PROBLEM: Find and return each line containing "Billions".

——————

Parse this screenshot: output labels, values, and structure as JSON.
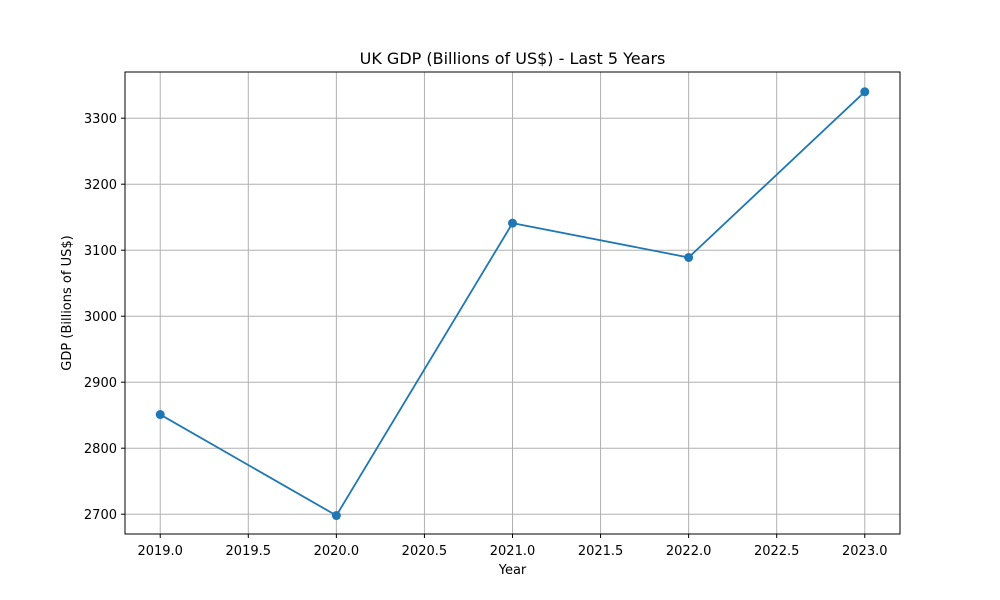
{
  "chart_data": {
    "type": "line",
    "title": "UK GDP (Billions of US$) - Last 5 Years",
    "xlabel": "Year",
    "ylabel": "GDP (Billions of US$)",
    "x": [
      2019,
      2020,
      2021,
      2022,
      2023
    ],
    "series": [
      {
        "values": [
          2851,
          2698,
          3141,
          3089,
          3340
        ]
      }
    ],
    "xlim": [
      2018.8,
      2023.2
    ],
    "ylim": [
      2670,
      3370
    ],
    "x_ticks": [
      "2019.0",
      "2019.5",
      "2020.0",
      "2020.5",
      "2021.0",
      "2021.5",
      "2022.0",
      "2022.5",
      "2023.0"
    ],
    "y_ticks": [
      "2700",
      "2800",
      "2900",
      "3000",
      "3100",
      "3200",
      "3300"
    ],
    "grid": true,
    "legend": "none",
    "line_color": "#1f77b4",
    "grid_color": "#b0b0b0",
    "marker": "circle"
  }
}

——————

THE COMPLETED TASK:
    "title": "UK GDP (Billions of US$) - Last 5 Years",
    "ylabel": "GDP (Billions of US$)",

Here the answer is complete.